» Records for this exercise
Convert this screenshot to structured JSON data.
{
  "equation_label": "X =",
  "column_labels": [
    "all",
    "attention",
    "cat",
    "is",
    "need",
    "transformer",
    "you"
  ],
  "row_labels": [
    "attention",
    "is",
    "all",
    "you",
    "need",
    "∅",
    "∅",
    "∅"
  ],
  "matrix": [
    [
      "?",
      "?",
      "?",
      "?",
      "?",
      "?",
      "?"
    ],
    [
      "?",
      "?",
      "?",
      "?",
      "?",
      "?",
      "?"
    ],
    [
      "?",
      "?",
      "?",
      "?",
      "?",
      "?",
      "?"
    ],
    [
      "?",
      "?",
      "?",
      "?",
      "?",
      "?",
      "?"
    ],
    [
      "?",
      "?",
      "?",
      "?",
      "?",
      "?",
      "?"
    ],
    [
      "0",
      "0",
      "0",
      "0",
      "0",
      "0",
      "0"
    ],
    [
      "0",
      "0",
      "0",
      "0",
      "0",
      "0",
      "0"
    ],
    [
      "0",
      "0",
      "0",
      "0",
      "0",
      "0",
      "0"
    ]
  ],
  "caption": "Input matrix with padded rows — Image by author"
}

» Description of the task
Scan the listing above and identify each line holding the string "matrix"; copy every such line.

» Output below
  "matrix": [
  "caption": "Input matrix with padded rows — Image by author"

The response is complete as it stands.